DESCRIPTION OF THE TASK: Note how many lines hold the string "Deutschland" and give that number without any other words.

INFORMATION SUPPLIED:
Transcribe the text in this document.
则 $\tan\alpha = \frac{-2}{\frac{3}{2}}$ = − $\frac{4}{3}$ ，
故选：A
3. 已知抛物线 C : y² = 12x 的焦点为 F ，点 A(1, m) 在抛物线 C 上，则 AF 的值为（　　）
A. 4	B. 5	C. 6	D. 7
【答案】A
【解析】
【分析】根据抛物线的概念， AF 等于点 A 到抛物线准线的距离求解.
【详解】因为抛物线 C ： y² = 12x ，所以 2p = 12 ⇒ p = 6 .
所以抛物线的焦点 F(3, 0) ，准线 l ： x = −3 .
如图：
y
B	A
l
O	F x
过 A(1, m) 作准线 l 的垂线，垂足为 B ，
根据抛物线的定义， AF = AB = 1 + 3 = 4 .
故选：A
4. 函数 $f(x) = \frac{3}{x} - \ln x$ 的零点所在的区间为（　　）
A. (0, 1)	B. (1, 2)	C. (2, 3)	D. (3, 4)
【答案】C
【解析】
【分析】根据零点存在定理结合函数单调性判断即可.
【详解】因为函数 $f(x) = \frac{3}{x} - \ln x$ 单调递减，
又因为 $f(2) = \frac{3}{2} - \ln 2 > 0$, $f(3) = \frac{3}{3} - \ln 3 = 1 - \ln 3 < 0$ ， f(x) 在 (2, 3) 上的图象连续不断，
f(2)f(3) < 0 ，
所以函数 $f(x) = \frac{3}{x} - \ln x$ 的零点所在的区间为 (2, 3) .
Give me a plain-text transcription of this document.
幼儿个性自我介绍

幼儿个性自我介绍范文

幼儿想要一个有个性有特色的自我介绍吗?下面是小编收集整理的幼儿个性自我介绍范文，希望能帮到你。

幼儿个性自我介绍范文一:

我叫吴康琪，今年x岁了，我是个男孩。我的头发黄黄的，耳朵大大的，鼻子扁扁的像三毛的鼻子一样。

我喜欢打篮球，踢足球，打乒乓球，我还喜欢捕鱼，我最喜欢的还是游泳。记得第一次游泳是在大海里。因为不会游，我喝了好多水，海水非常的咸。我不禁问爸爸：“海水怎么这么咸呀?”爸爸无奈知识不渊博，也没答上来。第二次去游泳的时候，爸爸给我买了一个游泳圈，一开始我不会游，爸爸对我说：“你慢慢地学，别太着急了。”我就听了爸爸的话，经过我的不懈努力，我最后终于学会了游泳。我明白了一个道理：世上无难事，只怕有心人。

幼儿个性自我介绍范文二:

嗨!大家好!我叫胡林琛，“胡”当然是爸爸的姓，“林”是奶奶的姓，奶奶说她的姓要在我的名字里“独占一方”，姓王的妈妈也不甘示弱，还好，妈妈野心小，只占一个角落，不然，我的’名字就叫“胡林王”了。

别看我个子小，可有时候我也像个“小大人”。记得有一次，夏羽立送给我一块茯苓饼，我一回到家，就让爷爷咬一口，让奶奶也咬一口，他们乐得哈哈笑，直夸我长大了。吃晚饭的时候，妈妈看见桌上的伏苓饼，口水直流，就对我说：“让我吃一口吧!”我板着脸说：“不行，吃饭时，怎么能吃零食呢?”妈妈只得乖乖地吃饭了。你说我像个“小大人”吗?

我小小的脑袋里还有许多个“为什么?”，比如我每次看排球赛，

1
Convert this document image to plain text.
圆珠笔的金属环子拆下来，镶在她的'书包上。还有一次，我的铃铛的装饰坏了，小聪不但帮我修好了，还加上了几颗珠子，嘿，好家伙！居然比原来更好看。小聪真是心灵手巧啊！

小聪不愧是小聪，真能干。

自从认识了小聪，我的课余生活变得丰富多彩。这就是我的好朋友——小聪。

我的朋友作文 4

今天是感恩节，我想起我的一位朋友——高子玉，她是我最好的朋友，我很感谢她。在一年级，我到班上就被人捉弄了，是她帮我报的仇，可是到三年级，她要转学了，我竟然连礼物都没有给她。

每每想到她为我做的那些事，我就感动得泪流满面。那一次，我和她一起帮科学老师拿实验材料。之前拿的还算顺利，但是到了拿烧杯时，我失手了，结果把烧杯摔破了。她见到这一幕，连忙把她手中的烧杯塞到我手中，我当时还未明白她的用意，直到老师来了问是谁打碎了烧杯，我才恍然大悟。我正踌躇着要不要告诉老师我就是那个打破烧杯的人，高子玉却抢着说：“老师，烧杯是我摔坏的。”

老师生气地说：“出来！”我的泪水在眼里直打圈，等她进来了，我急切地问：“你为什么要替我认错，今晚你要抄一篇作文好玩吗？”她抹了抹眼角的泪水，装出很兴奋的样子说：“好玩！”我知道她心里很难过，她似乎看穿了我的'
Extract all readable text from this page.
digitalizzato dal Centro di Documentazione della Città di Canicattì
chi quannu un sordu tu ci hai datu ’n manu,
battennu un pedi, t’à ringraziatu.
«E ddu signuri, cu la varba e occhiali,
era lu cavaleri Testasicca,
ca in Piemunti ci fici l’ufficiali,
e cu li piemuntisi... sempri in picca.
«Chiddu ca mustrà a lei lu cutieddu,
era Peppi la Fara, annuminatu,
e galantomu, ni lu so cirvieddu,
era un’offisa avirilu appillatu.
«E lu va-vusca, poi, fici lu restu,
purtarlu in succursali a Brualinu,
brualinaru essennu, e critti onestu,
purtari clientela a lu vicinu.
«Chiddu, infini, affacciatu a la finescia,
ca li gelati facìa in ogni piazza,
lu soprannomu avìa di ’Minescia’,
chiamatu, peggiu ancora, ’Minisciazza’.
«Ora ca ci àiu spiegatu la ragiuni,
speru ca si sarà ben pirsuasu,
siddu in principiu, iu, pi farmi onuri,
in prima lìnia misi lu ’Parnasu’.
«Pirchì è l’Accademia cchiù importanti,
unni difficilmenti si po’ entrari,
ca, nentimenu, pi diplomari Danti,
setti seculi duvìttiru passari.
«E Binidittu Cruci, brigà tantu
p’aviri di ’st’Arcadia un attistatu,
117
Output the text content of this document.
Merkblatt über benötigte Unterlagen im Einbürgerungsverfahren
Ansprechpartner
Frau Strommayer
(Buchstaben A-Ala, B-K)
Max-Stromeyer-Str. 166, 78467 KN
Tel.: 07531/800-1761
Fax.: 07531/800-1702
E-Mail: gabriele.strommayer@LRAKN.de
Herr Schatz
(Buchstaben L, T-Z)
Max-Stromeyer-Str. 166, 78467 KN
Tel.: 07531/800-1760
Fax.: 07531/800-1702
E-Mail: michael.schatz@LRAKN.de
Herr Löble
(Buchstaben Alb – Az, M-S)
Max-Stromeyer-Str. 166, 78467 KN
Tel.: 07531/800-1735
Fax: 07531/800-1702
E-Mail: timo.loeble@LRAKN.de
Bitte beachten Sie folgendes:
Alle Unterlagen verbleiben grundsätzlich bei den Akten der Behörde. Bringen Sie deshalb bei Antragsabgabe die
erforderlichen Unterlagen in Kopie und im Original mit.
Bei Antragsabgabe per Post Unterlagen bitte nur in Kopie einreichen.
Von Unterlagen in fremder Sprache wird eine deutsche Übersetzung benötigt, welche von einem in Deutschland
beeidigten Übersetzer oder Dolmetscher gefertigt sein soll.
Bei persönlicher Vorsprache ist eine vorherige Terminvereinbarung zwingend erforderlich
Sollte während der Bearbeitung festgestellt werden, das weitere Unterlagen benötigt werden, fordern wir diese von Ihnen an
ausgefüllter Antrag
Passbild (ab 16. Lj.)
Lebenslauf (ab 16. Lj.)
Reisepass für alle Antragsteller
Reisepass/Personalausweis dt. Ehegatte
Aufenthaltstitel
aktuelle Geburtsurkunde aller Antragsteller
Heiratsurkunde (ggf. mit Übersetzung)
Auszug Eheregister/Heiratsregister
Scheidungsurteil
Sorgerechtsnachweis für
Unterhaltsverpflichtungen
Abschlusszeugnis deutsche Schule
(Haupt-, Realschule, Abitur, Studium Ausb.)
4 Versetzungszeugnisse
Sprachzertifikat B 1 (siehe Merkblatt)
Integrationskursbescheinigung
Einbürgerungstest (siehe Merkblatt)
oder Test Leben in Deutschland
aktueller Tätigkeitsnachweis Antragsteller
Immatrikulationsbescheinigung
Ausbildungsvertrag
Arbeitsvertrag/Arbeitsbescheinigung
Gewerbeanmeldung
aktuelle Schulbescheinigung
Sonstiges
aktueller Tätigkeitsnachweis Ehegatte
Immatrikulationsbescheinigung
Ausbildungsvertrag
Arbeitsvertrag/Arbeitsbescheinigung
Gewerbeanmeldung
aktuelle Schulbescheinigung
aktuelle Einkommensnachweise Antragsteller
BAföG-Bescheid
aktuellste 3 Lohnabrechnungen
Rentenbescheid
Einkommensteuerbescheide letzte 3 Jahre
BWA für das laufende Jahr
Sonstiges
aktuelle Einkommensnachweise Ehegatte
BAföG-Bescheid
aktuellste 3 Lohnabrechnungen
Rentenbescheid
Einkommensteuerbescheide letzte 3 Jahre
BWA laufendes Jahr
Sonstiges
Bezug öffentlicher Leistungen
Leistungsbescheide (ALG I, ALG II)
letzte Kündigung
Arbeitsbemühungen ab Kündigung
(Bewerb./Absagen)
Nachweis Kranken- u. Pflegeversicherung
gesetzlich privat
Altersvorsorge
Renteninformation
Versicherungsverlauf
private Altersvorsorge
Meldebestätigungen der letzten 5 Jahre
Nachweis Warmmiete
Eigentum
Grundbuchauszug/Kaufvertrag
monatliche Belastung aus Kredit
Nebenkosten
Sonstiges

CORRECT RESPONSE: 2